- _What the exercise asks_
Read through the records below and copy each line that uses the word "good".

- _Task input_

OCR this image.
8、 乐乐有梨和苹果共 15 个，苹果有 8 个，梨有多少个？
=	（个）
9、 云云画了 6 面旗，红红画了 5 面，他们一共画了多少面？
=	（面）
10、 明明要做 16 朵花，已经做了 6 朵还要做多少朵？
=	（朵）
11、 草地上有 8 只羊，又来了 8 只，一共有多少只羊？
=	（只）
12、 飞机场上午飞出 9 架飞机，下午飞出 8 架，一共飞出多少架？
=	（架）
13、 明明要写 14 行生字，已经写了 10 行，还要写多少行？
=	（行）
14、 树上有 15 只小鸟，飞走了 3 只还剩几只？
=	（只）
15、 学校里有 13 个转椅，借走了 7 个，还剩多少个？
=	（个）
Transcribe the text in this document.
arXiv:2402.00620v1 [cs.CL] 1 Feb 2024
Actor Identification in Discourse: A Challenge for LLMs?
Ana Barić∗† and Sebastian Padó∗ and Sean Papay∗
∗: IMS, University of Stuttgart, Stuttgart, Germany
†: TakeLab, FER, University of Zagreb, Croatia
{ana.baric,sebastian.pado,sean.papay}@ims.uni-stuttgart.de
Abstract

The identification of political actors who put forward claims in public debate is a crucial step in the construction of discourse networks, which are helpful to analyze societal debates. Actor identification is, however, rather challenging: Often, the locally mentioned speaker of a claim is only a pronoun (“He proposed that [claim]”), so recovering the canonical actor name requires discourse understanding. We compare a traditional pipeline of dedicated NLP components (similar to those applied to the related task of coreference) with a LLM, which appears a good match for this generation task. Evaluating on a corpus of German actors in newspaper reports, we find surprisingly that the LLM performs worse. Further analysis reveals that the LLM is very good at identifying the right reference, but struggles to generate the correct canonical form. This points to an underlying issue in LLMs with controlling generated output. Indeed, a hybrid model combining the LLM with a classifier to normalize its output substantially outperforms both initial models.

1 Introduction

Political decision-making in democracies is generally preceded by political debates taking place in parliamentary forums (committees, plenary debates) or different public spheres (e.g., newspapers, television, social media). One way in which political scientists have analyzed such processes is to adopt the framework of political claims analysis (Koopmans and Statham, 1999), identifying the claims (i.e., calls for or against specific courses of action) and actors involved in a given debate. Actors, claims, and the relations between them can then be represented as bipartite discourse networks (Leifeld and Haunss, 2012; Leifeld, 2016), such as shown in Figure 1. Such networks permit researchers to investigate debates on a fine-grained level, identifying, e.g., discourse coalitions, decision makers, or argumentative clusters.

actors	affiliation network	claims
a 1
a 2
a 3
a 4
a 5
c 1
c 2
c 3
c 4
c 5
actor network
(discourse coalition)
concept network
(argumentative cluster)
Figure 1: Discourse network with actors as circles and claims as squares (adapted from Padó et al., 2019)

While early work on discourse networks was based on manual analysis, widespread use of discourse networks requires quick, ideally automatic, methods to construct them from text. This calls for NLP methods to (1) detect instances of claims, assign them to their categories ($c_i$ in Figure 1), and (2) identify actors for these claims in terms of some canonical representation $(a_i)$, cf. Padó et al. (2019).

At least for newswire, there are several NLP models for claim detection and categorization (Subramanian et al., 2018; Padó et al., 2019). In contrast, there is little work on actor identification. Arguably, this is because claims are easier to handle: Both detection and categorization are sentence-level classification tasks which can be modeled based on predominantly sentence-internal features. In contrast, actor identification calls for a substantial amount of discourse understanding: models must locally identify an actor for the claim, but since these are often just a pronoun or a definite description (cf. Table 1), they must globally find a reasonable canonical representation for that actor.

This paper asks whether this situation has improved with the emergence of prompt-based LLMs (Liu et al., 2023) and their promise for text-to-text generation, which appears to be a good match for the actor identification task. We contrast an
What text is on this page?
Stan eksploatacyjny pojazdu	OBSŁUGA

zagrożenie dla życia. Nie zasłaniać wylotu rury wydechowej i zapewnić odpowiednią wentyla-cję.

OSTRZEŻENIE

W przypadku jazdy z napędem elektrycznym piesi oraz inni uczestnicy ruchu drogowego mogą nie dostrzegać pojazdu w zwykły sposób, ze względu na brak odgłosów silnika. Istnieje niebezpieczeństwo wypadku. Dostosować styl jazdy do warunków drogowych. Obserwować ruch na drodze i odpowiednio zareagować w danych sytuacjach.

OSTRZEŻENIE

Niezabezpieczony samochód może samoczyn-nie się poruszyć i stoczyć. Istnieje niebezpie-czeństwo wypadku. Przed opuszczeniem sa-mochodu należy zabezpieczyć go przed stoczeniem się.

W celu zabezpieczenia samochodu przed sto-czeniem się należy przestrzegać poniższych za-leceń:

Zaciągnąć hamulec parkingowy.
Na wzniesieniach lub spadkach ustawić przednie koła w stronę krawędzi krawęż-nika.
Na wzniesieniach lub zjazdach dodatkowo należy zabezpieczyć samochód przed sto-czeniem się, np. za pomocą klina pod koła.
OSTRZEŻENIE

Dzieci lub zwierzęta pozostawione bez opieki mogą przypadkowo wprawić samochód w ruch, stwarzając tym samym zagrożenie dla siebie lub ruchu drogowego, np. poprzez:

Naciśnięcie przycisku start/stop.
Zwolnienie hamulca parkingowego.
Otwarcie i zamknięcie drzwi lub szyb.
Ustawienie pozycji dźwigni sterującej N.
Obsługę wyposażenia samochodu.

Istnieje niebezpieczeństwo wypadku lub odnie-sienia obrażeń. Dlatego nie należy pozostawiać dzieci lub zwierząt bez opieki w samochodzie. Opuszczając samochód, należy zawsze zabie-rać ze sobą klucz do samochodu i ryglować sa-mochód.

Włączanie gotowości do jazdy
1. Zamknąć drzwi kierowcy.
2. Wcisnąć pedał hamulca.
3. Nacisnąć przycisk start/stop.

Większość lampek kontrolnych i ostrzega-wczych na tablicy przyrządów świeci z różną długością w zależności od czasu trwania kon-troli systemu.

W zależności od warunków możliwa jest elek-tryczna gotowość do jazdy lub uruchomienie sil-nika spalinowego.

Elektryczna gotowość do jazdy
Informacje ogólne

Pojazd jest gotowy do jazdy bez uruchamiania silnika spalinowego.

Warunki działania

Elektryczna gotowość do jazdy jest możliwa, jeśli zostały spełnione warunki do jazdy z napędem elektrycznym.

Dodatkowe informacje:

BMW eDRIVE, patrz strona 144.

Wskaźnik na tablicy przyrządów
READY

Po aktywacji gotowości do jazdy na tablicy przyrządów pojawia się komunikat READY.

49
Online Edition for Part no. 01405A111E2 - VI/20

- _Exercise solution_
The identification of political actors who put forward claims in public debate is a crucial step in the construction of discourse networks, which are helpful to analyze societal debates. Actor identification is, however, rather challenging: Often, the locally mentioned speaker of a claim is only a pronoun (“He proposed that [claim]”), so recovering the canonical actor name requires discourse understanding. We compare a traditional pipeline of dedicated NLP components (similar to those applied to the related task of coreference) with a LLM, which appears a good match for this generation task. Evaluating on a corpus of German actors in newspaper reports, we find surprisingly that the LLM performs worse. Further analysis reveals that the LLM is very good at identifying the right reference, but struggles to generate the correct canonical form. This points to an underlying issue in LLMs with controlling generated output. Indeed, a hybrid model combining the LLM with a classifier to normalize its output substantially outperforms both initial models.
This paper asks whether this situation has improved with the emergence of prompt-based LLMs (Liu et al., 2023) and their promise for text-to-text generation, which appears to be a good match for the actor identification task. We contrast an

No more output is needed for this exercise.